▶ _Отрывок_
..........

Красная армия, Черный лебедь. Реминисценции о стратегии сдерживания в наши дни

Тезисы к выступлению в Йельском университете в декабре 2016 года

Политика 22.02.2017 // 3 803
© Фото: Za Rodinu [CC BY-NC-SA 2.0]

Все, что не есть война, скорее всего есть сдерживание — врагов и друзей. Мирное состояние является надежным симптомом того, что система сдерживания работает.

Политика сдерживания — базис мирной политики любой страны в окружении безудержных противников, врагов и союзников.

Сдерживание рассчитано всегда на длительную борьбу с риском подвергнуться сокрушительной атаке — такой, на которую уже не ответишь.

Политика сдерживания — это политика, впервые в мировой истории давшая своего рода гарантию, или страховку от войны.

В России советского времени понятие сдерживания получило негативный оттенок, и его почти не применяют, поскольку рассматривают как «антимосковское». Фактически же оно — нейтральное понятие любой мировой стратегии.

Сдерживание появилось как двоякая страховка: А) от смертоносного нападения, и Б) от перерождения в двойника собственного врага, погружения в военную паранойю и диктатуру.

Согласно учебникам стратегии, объектом сдерживания может быть кто-то из трех.

1. Глобальный стратегический противник.

2. Региональный враг, угроза интересам в одном из секторов мира.

3. Негосударственный враждебный игрок.

Легко заметить, что Система РФ микширует все три позиции. Система РФ — композитный объект возможного сдерживания.

Сдерживание предполагает управление чужой оценкой уровня риска либо вызывание страха. Одно из определений сдерживания — это вызывание страха. Политика США продемонстрировала провал понимания эмоциональной логики Системы РФ. А антироссийские санкции США не вызвали страх в России и поэтому не стали средством сдерживания. Санкции породили обратное — ярость. Не падение, а рост его самооценки, внутри которой страх — лишь острый компонент.

..........

▶ _Содержимое набора данных_
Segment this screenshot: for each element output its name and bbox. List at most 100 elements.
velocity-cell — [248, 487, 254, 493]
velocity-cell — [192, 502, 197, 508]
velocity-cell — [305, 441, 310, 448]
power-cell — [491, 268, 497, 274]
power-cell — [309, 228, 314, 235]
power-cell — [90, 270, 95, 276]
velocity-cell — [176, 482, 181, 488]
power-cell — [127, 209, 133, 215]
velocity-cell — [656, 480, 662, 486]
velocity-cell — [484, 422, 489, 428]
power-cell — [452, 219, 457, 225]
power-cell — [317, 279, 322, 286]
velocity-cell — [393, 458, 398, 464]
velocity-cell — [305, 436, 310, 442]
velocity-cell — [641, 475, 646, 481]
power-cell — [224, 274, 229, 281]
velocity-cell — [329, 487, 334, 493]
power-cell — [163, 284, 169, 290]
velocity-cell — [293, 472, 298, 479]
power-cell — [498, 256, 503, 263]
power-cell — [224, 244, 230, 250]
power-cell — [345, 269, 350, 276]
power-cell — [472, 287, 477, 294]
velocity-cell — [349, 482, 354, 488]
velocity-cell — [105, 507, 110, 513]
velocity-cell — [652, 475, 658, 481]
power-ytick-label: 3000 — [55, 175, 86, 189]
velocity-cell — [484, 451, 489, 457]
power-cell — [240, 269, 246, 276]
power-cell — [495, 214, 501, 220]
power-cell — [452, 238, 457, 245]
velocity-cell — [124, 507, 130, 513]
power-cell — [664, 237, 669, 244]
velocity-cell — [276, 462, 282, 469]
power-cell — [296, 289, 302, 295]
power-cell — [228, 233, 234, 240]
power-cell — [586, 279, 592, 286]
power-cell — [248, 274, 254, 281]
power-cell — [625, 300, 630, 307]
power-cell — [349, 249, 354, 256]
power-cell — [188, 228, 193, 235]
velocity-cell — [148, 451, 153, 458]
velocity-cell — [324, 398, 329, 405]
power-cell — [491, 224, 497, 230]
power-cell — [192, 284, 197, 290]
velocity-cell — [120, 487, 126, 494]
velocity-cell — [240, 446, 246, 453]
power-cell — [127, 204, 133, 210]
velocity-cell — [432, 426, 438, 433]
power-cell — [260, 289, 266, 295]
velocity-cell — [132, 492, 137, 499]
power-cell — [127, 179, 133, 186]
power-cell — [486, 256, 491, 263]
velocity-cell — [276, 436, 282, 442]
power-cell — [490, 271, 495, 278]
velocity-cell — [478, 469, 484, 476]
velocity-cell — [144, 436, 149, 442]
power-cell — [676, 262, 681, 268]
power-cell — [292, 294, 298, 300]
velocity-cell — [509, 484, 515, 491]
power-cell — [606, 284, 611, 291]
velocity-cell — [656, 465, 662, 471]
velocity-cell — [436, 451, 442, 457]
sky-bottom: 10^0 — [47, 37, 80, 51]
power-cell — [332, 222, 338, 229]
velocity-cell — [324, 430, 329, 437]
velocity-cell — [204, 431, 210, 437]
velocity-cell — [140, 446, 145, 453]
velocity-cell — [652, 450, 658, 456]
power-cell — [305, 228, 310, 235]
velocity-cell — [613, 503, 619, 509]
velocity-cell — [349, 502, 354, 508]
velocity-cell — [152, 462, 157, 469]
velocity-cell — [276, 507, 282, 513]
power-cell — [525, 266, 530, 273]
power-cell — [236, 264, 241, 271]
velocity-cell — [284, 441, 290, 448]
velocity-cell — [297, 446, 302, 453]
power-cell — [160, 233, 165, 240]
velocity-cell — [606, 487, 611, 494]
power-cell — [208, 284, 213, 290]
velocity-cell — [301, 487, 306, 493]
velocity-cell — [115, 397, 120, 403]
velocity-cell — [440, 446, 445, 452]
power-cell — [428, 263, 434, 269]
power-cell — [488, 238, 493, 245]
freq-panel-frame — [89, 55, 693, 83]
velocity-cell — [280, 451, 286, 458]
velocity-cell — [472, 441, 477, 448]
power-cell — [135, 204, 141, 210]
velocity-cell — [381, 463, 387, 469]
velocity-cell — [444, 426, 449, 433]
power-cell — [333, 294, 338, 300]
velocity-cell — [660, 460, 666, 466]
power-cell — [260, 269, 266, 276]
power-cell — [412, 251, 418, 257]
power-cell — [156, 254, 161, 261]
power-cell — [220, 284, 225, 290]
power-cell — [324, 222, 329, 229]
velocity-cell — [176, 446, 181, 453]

..........

▶ _Письменное задание_
Выпишите из отрывка без изменений часть, которая начинается со слов, содержащих «Политика сдерживания — это», и заканчивается словами «паранойю и диктатуру.». Строки здесь никакой роли не играют.

▶ _Результат ниже_
Политика сдерживания — это политика, впервые в мировой истории давшая своего рода гарантию, или страховку от войны.

В России советского времени понятие сдерживания получило негативный оттенок, и его почти не применяют, поскольку рассматривают как «антимосковское». Фактически же оно — нейтральное понятие любой мировой стратегии.

Сдерживание появилось как двоякая страховка: А) от смертоносного нападения, и Б) от перерождения в двойника собственного врага, погружения в военную паранойю и диктатуру.